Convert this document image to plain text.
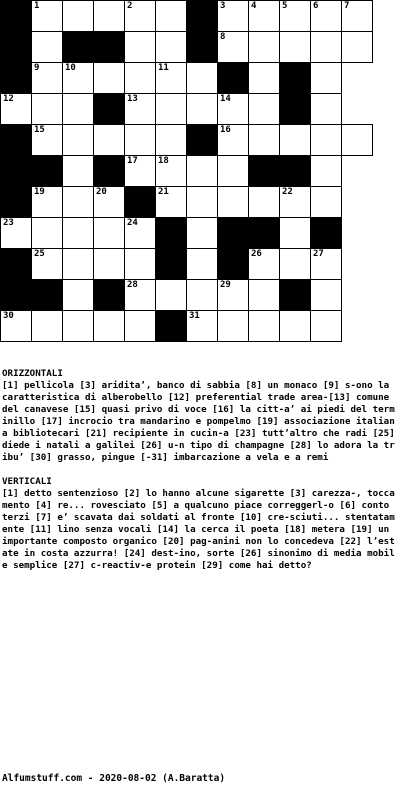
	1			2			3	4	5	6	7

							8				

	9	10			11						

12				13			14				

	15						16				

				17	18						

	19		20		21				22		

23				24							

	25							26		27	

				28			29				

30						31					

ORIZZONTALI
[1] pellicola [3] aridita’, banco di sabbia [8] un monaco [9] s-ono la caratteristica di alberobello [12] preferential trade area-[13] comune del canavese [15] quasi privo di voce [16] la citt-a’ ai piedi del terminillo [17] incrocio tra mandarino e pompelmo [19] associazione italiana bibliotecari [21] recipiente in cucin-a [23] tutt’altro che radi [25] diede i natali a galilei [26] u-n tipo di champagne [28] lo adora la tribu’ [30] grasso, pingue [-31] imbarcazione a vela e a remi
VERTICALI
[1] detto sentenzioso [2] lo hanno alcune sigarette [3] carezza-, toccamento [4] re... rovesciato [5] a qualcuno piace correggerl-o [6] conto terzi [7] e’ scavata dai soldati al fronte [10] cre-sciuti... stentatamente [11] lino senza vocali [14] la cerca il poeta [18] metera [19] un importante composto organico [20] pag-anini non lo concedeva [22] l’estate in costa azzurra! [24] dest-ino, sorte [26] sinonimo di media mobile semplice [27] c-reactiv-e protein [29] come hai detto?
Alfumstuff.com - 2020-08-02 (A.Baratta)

...

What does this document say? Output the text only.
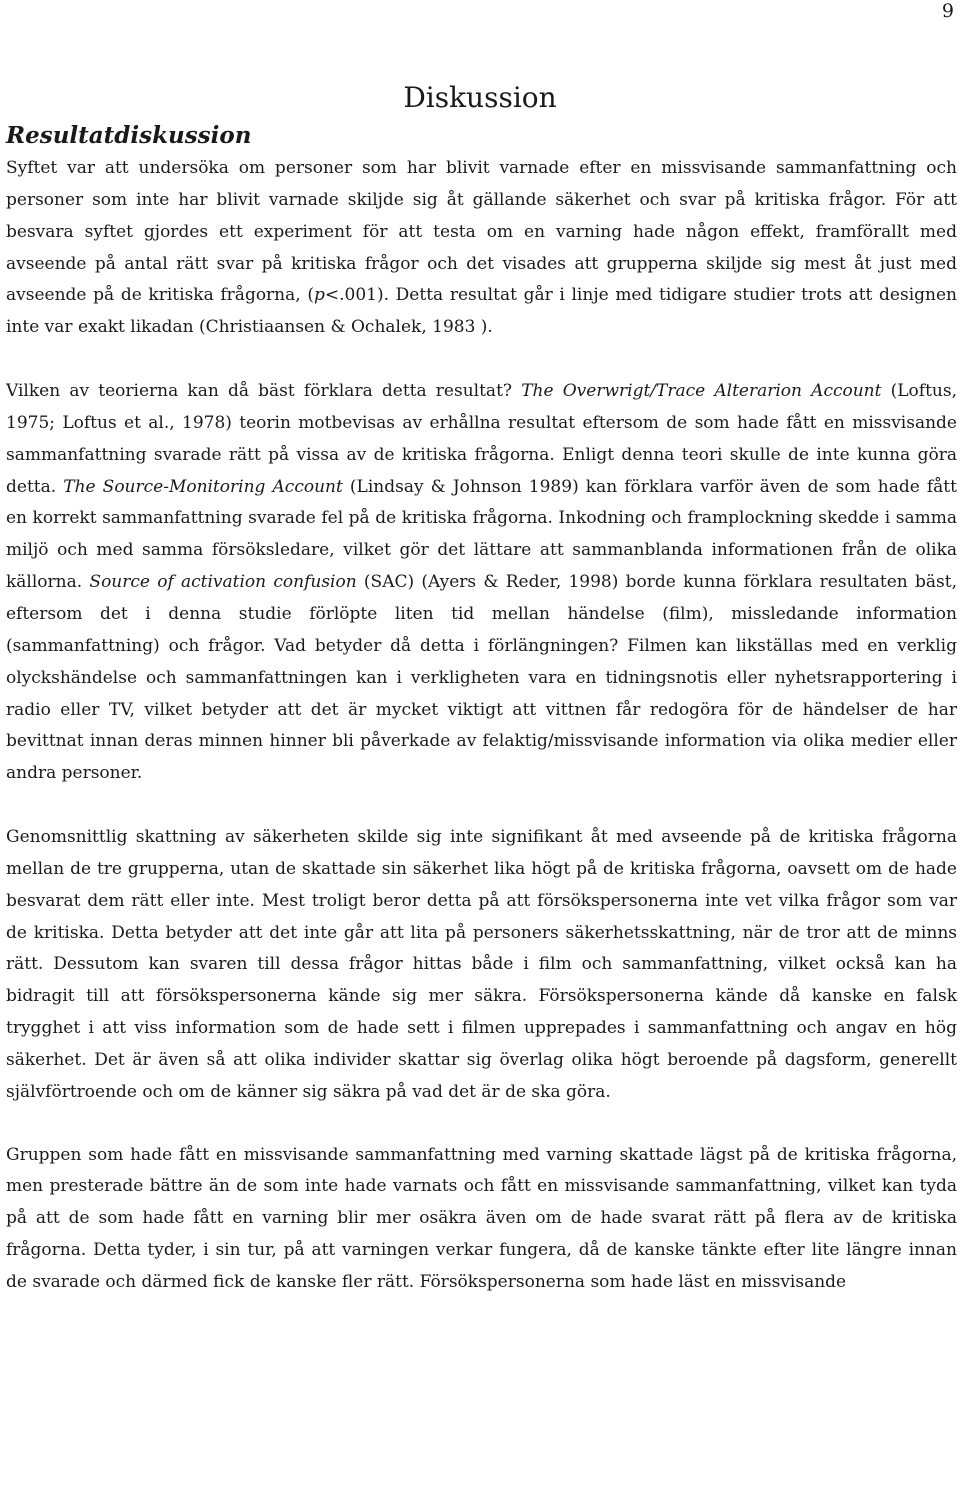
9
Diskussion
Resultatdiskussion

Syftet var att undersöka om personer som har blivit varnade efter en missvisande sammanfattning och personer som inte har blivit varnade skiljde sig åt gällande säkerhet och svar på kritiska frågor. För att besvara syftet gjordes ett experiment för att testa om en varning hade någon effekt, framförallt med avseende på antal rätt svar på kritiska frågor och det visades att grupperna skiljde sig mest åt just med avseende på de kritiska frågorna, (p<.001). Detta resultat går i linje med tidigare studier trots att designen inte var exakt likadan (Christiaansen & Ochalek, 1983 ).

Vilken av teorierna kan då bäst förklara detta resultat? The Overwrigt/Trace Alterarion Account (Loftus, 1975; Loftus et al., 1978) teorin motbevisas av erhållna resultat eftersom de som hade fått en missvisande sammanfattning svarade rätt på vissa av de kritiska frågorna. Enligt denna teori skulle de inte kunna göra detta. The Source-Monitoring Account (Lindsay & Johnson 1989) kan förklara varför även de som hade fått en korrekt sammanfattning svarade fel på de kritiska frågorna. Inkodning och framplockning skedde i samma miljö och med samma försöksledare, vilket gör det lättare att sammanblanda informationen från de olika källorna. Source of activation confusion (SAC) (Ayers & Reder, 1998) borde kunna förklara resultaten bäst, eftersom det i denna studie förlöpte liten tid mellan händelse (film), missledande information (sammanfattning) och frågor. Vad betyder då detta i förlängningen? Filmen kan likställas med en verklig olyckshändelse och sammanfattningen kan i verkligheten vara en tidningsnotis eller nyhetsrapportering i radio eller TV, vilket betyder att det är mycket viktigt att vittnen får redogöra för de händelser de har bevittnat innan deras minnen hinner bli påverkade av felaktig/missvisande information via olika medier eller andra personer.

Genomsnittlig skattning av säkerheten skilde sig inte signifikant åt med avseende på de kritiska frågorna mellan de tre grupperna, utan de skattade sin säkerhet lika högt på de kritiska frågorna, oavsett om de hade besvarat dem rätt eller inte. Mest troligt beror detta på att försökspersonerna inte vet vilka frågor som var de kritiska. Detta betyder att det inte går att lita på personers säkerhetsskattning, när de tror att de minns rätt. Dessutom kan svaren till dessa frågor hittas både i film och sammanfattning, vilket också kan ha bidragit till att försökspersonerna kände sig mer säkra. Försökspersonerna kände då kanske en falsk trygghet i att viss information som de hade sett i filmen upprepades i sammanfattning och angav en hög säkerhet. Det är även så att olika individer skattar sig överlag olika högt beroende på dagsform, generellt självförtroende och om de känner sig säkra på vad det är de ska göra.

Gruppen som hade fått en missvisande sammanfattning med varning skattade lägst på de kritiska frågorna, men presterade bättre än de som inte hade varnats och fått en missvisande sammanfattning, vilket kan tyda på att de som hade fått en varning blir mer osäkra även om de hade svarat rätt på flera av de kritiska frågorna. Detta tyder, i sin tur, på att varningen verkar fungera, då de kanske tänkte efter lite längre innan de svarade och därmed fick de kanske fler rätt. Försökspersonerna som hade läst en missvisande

YOUR OBJECTIVE> Look through the material and find each line that includes "text", then copy it.

RESULT>
Convert this document image to plain text.
What does this document say? Output the text only.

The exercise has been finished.